**GIVEN INSTRUCTION**. Omit every picture and write out the rest of the records exactly.
>>
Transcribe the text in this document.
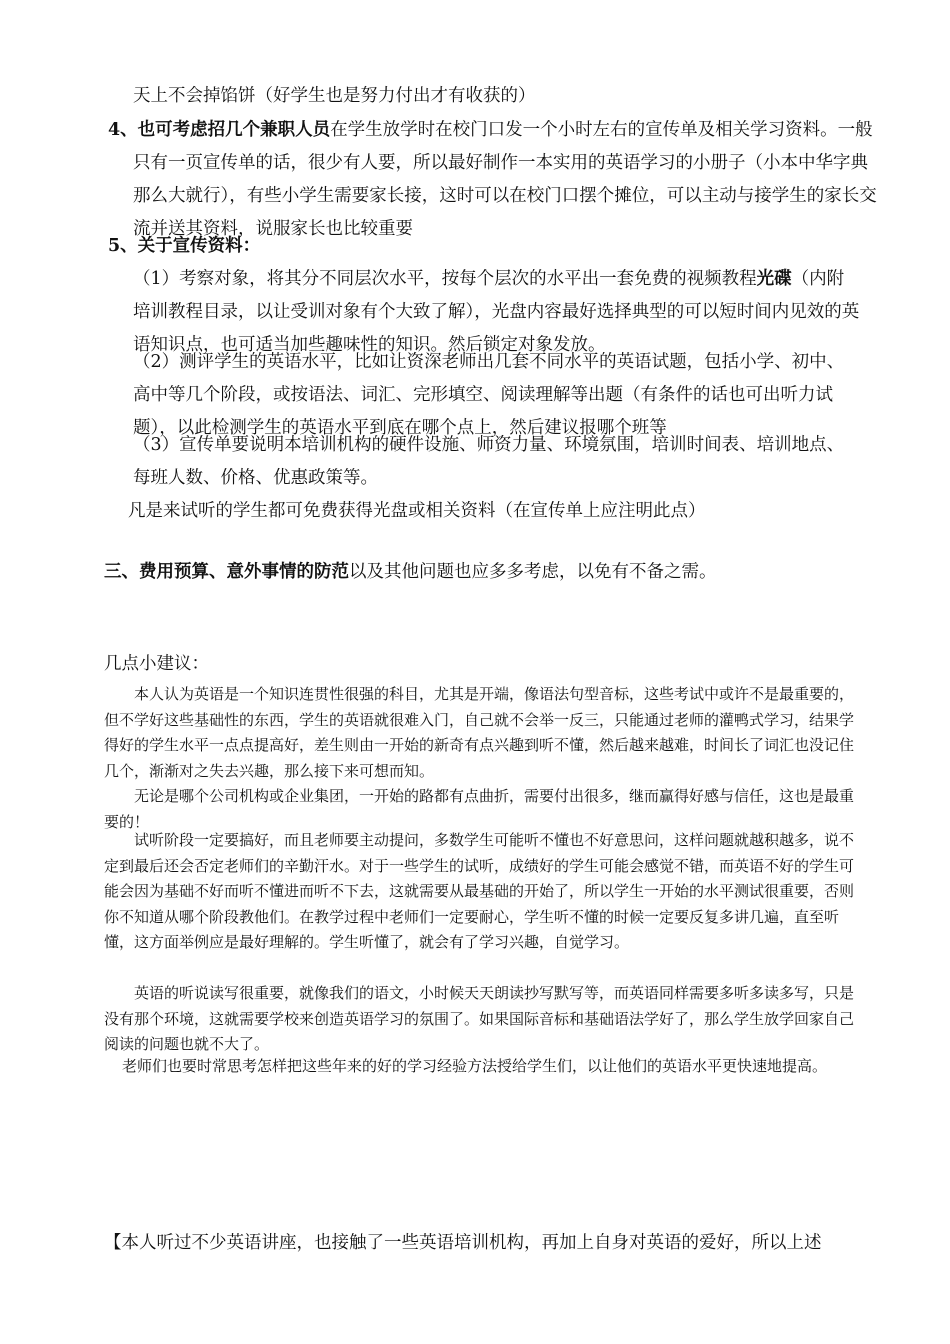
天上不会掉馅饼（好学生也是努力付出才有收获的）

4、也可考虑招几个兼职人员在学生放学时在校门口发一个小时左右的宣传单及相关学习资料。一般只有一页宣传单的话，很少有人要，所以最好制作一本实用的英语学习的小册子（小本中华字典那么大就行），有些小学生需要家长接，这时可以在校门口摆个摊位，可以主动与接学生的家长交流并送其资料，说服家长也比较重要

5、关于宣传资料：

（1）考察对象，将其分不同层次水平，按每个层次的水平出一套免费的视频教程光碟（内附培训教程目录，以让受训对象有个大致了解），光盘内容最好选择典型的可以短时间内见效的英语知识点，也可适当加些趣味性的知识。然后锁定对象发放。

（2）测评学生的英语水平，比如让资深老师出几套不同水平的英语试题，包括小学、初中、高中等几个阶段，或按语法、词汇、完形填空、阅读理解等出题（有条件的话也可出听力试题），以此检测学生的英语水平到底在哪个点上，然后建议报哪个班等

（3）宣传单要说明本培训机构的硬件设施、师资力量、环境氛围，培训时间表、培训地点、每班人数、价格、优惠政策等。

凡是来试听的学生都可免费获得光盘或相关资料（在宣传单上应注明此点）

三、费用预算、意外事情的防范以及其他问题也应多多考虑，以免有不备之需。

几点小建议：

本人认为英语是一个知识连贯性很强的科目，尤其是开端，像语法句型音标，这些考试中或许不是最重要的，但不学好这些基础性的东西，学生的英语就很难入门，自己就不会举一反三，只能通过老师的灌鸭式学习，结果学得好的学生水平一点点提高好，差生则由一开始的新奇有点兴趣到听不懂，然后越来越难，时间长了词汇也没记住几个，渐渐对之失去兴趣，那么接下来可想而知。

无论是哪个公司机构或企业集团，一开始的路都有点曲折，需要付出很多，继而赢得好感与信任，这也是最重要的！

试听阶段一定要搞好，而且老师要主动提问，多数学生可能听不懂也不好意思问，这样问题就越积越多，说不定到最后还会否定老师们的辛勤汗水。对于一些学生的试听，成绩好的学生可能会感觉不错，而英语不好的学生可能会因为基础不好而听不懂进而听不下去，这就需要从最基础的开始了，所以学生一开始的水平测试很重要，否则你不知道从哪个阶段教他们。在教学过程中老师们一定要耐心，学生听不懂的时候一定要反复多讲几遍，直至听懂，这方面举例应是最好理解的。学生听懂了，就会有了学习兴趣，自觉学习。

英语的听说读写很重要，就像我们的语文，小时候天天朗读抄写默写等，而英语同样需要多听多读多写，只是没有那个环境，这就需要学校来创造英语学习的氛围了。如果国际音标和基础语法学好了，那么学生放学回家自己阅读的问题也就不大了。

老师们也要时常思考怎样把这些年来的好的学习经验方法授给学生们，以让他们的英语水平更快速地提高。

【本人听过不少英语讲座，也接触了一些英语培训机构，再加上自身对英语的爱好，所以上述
<<
**THE RESPONSE**.
Transcribe the text in this document.
天上不会掉馅饼（好学生也是努力付出才有收获的）

4、也可考虑招几个兼职人员在学生放学时在校门口发一个小时左右的宣传单及相关学习资料。一般只有一页宣传单的话，很少有人要，所以最好制作一本实用的英语学习的小册子（小本中华字典那么大就行），有些小学生需要家长接，这时可以在校门口摆个摊位，可以主动与接学生的家长交流并送其资料，说服家长也比较重要

5、关于宣传资料：

（1）考察对象，将其分不同层次水平，按每个层次的水平出一套免费的视频教程光碟（内附培训教程目录，以让受训对象有个大致了解），光盘内容最好选择典型的可以短时间内见效的英语知识点，也可适当加些趣味性的知识。然后锁定对象发放。

（2）测评学生的英语水平，比如让资深老师出几套不同水平的英语试题，包括小学、初中、高中等几个阶段，或按语法、词汇、完形填空、阅读理解等出题（有条件的话也可出听力试题），以此检测学生的英语水平到底在哪个点上，然后建议报哪个班等

（3）宣传单要说明本培训机构的硬件设施、师资力量、环境氛围，培训时间表、培训地点、每班人数、价格、优惠政策等。

凡是来试听的学生都可免费获得光盘或相关资料（在宣传单上应注明此点）

三、费用预算、意外事情的防范以及其他问题也应多多考虑，以免有不备之需。

几点小建议：

本人认为英语是一个知识连贯性很强的科目，尤其是开端，像语法句型音标，这些考试中或许不是最重要的，但不学好这些基础性的东西，学生的英语就很难入门，自己就不会举一反三，只能通过老师的灌鸭式学习，结果学得好的学生水平一点点提高好，差生则由一开始的新奇有点兴趣到听不懂，然后越来越难，时间长了词汇也没记住几个，渐渐对之失去兴趣，那么接下来可想而知。

无论是哪个公司机构或企业集团，一开始的路都有点曲折，需要付出很多，继而赢得好感与信任，这也是最重要的！

试听阶段一定要搞好，而且老师要主动提问，多数学生可能听不懂也不好意思问，这样问题就越积越多，说不定到最后还会否定老师们的辛勤汗水。对于一些学生的试听，成绩好的学生可能会感觉不错，而英语不好的学生可能会因为基础不好而听不懂进而听不下去，这就需要从最基础的开始了，所以学生一开始的水平测试很重要，否则你不知道从哪个阶段教他们。在教学过程中老师们一定要耐心，学生听不懂的时候一定要反复多讲几遍，直至听懂，这方面举例应是最好理解的。学生听懂了，就会有了学习兴趣，自觉学习。

英语的听说读写很重要，就像我们的语文，小时候天天朗读抄写默写等，而英语同样需要多听多读多写，只是没有那个环境，这就需要学校来创造英语学习的氛围了。如果国际音标和基础语法学好了，那么学生放学回家自己阅读的问题也就不大了。

老师们也要时常思考怎样把这些年来的好的学习经验方法授给学生们，以让他们的英语水平更快速地提高。

【本人听过不少英语讲座，也接触了一些英语培训机构，再加上自身对英语的爱好，所以上述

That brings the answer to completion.